# Goal
Of all the lines in the data below, how many contain "information"? Report that number alone.
· · · · · · ·
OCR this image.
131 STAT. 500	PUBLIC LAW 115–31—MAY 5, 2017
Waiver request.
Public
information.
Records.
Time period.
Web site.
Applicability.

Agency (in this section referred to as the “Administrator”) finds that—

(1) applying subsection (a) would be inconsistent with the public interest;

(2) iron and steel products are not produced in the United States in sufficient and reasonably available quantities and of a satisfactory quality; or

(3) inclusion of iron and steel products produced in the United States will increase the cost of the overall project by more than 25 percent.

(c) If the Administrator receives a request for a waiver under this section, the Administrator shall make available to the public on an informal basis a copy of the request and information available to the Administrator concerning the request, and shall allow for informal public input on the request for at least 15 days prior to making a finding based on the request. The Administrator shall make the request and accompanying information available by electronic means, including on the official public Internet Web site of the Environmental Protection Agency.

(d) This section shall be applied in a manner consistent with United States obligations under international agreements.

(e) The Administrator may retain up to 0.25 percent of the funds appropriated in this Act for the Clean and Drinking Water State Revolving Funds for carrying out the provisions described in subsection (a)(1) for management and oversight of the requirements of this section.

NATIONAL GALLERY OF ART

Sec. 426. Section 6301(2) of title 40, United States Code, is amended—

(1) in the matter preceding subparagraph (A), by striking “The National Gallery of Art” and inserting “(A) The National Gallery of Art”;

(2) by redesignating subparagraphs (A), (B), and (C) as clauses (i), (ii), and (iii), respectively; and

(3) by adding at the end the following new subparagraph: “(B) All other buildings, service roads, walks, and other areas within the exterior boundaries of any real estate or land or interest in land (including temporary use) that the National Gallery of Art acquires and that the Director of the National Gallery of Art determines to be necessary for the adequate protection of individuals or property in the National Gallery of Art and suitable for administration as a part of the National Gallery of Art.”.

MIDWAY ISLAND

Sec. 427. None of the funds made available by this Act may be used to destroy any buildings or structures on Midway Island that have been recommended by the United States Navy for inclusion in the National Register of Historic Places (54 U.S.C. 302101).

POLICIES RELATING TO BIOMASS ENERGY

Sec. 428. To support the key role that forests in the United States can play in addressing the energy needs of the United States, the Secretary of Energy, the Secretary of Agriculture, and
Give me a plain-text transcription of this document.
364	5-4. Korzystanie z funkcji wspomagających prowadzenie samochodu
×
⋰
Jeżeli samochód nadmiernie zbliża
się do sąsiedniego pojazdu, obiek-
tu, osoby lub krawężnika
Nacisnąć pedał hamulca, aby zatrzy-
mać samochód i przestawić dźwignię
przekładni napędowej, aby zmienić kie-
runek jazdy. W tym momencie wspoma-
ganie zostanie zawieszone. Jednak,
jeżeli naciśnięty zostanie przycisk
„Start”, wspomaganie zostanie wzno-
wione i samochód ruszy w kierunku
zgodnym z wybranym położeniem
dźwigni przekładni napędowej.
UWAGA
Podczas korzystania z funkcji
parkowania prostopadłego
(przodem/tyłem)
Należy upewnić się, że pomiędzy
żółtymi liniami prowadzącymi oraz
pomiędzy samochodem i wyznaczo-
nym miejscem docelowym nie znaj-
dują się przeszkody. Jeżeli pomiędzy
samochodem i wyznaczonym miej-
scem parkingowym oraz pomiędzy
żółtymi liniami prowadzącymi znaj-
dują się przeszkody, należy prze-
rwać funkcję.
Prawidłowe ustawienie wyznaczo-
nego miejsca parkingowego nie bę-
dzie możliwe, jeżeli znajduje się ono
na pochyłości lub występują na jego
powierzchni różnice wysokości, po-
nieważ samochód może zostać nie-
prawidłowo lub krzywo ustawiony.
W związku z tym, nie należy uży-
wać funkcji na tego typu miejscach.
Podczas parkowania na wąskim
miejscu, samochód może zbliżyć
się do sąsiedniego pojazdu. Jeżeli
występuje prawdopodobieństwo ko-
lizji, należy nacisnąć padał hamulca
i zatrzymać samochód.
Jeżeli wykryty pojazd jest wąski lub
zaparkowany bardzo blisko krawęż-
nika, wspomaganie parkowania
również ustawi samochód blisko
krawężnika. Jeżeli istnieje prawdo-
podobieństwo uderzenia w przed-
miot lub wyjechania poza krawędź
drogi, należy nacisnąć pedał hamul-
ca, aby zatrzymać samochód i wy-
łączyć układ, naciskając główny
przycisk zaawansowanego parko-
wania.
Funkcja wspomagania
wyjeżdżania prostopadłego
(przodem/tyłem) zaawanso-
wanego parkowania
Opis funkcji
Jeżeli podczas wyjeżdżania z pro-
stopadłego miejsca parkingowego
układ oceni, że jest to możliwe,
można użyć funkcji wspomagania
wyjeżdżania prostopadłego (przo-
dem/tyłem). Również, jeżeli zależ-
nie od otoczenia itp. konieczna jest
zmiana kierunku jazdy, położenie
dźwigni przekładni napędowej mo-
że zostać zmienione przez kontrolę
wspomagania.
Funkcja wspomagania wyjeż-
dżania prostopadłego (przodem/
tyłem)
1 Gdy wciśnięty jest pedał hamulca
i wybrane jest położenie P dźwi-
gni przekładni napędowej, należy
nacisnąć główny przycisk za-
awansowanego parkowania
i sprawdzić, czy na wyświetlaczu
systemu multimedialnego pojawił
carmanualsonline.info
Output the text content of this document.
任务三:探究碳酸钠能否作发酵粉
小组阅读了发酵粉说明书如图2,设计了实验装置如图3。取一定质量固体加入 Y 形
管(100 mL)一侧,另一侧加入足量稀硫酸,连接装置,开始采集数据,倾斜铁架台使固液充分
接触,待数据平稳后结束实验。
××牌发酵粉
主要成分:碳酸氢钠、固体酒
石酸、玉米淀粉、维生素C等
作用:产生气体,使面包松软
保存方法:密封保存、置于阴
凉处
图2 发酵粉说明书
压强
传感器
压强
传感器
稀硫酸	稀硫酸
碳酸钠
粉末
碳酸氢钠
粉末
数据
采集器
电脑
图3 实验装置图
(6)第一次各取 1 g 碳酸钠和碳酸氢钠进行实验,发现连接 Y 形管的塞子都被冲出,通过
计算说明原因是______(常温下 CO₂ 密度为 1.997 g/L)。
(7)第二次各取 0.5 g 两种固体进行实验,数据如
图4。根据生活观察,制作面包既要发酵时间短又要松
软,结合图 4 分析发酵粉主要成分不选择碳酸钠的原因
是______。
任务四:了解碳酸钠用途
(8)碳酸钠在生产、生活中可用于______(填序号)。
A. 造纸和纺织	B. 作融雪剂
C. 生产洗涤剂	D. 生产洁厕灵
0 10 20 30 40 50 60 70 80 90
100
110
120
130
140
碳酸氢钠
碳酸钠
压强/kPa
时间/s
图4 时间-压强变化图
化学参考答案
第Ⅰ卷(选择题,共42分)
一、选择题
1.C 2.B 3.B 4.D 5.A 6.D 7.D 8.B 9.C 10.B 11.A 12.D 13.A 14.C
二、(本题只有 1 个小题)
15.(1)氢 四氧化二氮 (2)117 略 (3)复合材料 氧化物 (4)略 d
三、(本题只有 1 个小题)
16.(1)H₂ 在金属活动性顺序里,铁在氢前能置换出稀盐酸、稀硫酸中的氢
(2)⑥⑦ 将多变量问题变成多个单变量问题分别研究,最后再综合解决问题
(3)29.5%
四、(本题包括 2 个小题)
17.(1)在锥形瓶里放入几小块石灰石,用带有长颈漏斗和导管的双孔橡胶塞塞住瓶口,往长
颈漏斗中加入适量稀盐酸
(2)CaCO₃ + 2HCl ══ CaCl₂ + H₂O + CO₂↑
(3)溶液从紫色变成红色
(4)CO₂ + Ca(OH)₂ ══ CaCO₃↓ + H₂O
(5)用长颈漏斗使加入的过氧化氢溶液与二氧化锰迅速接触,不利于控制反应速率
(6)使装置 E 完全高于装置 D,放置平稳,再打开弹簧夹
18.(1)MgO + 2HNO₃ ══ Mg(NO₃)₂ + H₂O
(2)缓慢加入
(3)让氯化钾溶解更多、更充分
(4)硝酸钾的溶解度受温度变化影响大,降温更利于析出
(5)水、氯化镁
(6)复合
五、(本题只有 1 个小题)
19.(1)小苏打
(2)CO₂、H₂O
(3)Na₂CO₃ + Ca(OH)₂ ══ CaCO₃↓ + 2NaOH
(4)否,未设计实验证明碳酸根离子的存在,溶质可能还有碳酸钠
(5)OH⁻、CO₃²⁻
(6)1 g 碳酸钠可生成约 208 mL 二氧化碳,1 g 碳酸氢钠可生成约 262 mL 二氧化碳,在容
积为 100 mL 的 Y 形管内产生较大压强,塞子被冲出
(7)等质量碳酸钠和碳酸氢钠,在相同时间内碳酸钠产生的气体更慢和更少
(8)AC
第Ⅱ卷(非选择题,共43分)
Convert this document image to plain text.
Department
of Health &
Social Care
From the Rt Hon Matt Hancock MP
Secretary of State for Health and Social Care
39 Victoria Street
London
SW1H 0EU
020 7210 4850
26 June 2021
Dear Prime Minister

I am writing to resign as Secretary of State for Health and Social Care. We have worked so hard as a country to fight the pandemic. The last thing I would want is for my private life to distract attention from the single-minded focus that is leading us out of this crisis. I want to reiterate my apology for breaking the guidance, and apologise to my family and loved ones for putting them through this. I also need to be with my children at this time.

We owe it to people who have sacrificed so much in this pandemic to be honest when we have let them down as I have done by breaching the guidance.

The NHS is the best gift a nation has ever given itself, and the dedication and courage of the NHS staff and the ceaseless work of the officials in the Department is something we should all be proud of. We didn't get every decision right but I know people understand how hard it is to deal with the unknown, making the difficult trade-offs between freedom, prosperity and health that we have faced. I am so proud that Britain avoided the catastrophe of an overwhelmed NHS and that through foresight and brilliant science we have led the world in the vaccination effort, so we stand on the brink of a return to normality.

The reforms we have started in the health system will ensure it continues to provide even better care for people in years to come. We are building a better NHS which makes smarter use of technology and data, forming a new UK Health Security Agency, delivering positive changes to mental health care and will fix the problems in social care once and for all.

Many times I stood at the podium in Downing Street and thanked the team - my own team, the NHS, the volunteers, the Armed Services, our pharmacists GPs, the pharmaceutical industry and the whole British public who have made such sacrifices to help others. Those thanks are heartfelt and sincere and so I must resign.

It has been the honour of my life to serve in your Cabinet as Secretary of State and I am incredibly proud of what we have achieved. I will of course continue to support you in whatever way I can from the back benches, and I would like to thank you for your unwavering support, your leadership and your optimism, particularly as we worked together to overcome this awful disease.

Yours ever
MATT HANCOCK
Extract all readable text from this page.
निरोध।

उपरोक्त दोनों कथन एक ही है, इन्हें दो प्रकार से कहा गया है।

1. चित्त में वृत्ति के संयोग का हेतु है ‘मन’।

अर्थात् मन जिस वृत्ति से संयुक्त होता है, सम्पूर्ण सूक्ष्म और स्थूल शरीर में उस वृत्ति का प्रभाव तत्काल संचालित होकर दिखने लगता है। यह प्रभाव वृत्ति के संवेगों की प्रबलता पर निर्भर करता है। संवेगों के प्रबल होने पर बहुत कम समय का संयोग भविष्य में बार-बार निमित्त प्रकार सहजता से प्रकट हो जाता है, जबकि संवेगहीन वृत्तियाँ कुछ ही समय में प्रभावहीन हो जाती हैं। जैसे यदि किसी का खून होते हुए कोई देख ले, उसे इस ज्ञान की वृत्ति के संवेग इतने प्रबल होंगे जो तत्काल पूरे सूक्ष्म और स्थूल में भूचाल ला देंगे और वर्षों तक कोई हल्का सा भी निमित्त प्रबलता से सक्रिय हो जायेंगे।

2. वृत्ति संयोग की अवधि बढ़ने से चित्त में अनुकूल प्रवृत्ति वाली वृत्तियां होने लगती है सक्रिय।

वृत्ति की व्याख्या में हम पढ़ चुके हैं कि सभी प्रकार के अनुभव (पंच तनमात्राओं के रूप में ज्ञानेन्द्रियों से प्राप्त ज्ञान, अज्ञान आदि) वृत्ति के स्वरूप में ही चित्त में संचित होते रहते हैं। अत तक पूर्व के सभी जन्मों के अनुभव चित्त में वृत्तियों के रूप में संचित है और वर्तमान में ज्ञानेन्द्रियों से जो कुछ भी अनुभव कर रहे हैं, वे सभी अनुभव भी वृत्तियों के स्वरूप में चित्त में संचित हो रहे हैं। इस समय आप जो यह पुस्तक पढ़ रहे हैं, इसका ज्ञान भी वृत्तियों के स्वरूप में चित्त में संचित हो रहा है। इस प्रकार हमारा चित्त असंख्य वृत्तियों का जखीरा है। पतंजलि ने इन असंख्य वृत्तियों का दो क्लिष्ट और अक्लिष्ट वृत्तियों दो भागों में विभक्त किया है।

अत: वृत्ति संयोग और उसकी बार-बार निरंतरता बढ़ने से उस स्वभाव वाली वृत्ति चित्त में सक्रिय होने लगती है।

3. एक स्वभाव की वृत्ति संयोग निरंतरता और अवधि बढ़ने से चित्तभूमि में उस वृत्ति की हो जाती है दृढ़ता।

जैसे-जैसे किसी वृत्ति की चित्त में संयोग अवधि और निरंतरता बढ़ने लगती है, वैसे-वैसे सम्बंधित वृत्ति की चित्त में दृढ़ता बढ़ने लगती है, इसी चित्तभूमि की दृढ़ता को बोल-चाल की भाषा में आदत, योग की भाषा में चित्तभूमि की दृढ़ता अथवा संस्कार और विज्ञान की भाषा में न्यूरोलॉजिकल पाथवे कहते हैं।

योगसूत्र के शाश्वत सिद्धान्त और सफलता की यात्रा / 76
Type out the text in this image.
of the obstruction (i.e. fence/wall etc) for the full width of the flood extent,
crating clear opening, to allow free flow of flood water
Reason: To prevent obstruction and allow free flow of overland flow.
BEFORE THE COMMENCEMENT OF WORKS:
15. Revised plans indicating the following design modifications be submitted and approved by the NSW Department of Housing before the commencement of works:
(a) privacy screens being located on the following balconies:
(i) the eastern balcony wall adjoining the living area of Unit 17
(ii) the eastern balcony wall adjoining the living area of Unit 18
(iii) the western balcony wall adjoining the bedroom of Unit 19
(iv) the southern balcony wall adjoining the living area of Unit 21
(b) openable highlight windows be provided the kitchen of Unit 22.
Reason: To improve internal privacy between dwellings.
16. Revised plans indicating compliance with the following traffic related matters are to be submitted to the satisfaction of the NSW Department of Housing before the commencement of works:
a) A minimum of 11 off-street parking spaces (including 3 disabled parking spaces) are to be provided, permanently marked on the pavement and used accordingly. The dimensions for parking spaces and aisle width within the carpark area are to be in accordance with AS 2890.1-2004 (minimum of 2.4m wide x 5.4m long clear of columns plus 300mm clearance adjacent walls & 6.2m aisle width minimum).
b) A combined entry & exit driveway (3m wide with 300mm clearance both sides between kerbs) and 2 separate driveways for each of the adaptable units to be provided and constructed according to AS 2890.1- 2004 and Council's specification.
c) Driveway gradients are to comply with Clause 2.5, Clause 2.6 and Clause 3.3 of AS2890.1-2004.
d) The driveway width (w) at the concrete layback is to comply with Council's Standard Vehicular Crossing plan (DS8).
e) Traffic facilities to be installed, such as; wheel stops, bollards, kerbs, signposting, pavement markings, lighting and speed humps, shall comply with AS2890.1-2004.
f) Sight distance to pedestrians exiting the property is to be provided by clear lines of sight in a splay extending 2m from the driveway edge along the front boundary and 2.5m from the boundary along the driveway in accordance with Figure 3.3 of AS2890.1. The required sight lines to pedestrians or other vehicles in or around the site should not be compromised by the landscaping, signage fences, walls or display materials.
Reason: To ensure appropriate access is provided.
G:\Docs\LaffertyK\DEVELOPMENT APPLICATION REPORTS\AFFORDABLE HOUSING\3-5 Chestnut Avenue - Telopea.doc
· · · · · · ·
# Exercise answer
2